▶ [GIVEN REQUEST]
Every line below that contains "tong" is to be copied.

▶ [RECORD LIST]
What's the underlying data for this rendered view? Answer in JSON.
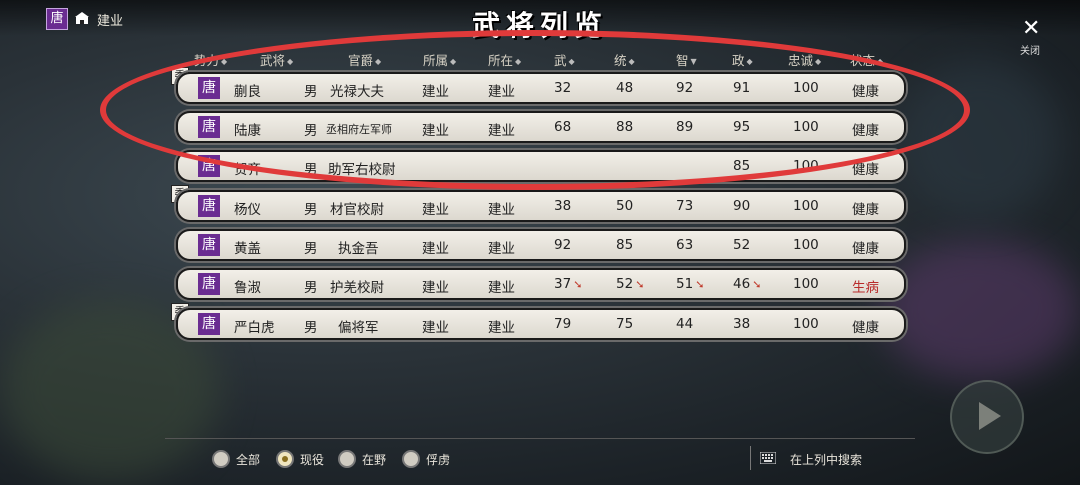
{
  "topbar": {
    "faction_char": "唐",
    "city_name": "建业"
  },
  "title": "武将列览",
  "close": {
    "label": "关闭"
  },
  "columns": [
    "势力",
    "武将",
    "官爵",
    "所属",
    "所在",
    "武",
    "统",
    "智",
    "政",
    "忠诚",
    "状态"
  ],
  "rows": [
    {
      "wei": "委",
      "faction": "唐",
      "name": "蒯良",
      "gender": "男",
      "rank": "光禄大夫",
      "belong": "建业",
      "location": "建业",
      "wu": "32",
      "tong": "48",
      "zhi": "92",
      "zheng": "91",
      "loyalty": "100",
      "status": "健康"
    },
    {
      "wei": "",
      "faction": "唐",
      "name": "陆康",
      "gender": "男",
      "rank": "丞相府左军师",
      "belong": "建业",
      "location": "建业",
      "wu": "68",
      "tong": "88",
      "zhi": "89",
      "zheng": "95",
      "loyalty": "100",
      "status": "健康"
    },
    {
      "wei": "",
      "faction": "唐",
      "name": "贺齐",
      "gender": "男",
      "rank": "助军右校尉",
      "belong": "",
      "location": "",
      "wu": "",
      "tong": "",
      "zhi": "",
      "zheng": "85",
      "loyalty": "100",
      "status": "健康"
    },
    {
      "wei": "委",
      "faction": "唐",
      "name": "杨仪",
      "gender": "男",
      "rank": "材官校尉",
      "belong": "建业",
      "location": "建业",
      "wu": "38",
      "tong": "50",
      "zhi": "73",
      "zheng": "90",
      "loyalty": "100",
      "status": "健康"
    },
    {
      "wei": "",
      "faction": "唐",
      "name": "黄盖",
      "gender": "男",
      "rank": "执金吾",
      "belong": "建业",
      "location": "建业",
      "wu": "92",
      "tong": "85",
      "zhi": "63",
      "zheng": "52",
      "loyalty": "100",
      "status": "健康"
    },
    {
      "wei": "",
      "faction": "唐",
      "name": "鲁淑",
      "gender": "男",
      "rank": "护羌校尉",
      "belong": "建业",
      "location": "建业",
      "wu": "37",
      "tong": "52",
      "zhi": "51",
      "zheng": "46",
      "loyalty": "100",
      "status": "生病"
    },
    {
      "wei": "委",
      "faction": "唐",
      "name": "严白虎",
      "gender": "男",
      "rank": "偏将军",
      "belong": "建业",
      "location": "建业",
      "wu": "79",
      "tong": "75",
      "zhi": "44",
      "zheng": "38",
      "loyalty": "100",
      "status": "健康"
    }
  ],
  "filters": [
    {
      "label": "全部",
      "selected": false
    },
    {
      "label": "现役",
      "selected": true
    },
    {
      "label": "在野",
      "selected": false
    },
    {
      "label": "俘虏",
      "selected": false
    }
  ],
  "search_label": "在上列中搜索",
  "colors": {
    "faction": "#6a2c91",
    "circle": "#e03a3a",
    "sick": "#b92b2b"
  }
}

--

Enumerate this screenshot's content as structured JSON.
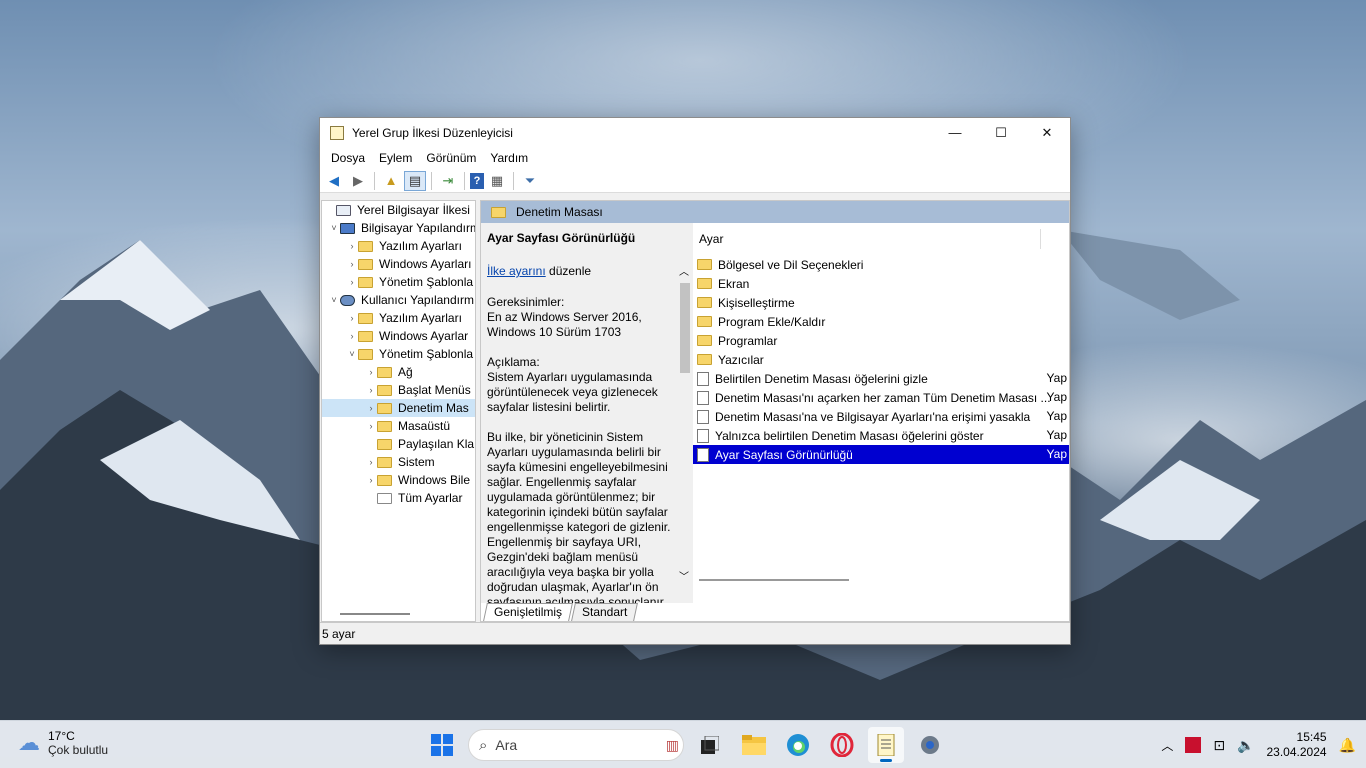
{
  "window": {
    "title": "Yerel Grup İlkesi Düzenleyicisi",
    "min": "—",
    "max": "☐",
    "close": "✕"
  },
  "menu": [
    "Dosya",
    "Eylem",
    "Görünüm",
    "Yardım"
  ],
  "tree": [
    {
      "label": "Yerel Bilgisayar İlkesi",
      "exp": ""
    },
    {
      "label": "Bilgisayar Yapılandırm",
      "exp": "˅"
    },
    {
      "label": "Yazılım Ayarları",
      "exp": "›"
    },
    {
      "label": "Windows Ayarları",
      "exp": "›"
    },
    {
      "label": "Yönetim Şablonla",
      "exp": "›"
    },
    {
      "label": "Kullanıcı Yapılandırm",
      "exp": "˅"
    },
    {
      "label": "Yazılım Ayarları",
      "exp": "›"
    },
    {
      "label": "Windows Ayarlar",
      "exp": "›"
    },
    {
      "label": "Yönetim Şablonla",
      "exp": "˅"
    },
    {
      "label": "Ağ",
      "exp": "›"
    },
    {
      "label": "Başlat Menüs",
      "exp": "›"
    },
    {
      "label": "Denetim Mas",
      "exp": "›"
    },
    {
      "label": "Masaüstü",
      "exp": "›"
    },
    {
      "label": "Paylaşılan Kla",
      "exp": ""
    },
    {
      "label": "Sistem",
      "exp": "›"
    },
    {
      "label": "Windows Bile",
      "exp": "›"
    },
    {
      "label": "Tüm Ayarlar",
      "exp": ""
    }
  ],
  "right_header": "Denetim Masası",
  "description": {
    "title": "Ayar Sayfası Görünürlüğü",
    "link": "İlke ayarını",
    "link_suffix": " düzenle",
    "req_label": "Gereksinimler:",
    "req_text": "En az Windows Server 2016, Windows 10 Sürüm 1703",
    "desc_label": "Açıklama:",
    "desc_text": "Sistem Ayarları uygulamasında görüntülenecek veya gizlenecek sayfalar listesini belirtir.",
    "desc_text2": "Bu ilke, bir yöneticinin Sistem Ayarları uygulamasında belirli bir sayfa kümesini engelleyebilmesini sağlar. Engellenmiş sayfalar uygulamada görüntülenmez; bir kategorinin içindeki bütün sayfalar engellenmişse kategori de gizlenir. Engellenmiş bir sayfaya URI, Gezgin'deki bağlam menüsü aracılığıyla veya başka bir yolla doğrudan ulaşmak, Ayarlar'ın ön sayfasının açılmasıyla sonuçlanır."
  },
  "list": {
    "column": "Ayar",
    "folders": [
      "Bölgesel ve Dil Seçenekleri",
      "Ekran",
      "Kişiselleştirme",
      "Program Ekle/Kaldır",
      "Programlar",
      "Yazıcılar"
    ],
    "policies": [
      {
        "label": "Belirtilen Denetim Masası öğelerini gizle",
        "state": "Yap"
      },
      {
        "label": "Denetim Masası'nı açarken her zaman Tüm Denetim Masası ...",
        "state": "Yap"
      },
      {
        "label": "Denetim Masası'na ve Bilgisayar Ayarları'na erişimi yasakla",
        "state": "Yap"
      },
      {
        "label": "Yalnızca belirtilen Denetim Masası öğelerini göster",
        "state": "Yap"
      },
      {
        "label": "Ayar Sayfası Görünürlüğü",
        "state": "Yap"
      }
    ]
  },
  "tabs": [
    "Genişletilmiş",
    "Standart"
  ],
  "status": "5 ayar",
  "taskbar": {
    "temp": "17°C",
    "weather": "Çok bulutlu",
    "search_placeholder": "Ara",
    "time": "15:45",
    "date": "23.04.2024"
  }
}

==

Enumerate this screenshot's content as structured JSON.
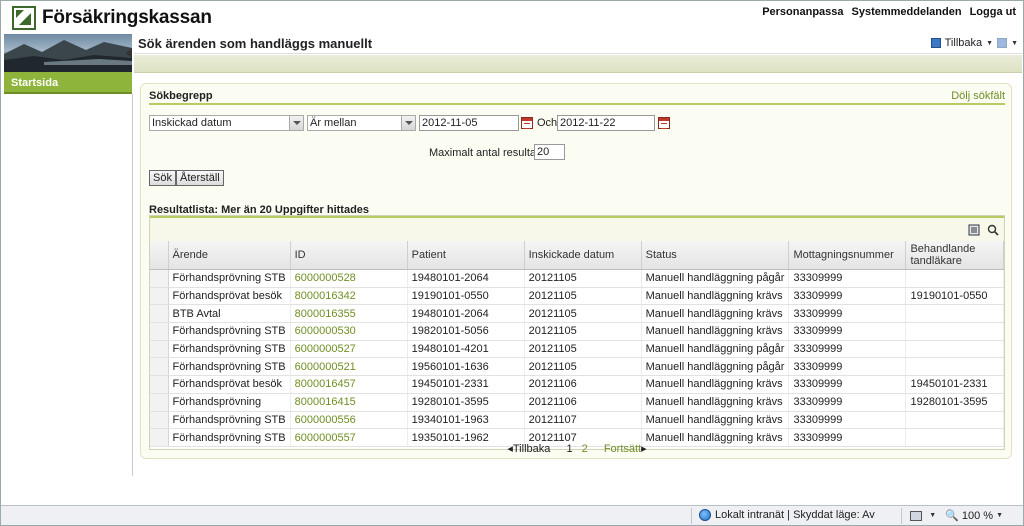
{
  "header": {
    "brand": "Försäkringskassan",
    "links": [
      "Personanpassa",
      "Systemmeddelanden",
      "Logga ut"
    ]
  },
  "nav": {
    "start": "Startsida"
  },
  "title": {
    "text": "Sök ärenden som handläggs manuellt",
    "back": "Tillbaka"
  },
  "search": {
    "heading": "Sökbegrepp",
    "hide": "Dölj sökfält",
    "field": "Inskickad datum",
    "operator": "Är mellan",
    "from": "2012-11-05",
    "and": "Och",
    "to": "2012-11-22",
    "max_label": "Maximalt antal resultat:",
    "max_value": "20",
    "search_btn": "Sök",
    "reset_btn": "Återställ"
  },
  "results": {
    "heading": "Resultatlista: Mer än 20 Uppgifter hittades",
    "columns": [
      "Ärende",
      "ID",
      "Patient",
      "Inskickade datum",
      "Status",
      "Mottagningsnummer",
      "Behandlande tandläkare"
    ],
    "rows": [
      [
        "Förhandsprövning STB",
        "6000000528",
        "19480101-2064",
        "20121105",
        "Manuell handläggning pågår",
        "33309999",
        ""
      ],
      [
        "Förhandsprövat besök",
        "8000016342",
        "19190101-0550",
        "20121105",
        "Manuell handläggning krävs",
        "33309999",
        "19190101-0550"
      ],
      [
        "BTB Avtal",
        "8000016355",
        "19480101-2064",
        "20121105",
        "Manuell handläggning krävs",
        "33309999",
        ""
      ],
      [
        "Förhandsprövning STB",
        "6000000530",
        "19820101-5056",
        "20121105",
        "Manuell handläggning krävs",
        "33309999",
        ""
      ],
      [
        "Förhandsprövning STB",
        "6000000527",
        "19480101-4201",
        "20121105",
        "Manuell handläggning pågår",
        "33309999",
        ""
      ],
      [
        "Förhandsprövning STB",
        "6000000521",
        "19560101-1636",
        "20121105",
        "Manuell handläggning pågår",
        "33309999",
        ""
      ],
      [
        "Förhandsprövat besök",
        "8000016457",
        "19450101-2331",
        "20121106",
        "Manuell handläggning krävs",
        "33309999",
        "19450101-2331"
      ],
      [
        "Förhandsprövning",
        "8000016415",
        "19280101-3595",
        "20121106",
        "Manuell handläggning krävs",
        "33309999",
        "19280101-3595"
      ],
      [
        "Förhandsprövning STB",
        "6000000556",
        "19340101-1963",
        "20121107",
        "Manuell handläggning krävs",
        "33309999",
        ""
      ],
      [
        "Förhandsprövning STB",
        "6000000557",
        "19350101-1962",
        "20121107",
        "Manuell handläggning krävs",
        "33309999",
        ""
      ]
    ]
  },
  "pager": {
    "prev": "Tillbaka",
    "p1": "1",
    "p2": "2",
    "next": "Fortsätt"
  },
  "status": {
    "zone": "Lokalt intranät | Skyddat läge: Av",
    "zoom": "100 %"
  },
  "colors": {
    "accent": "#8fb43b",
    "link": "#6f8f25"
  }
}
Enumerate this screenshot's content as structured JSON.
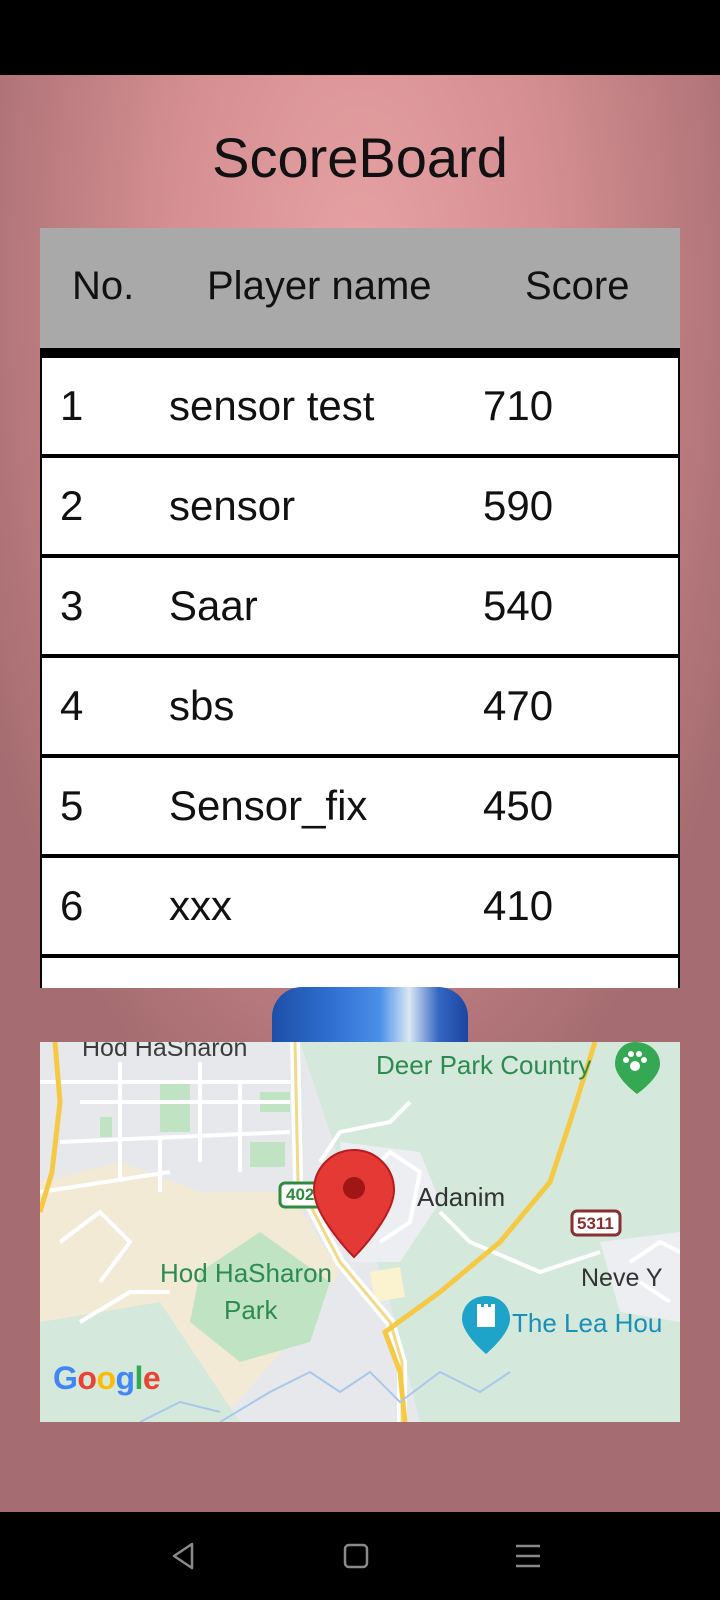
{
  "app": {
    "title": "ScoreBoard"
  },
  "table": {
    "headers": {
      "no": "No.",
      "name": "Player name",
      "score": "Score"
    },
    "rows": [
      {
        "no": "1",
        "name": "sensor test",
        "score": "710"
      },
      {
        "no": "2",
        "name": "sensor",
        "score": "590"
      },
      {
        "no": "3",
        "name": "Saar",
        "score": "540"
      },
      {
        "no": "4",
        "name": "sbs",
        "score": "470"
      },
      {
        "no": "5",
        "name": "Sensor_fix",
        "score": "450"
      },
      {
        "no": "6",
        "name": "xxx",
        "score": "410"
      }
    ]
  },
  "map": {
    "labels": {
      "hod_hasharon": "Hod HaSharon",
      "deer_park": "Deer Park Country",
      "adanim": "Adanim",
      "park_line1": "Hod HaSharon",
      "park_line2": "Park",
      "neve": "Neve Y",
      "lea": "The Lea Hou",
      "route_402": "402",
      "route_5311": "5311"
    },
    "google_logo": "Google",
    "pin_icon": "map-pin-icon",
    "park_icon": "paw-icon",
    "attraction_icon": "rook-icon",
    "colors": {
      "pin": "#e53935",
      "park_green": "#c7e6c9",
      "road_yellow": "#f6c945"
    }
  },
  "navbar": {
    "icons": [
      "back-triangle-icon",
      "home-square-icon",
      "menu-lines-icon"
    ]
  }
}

▶ [EXERCISE ANSWER]
      "tong": "48",
      "tong": "88",
      "tong": "",
      "tong": "50",
      "tong": "85",
      "tong": "52",
      "tong": "75",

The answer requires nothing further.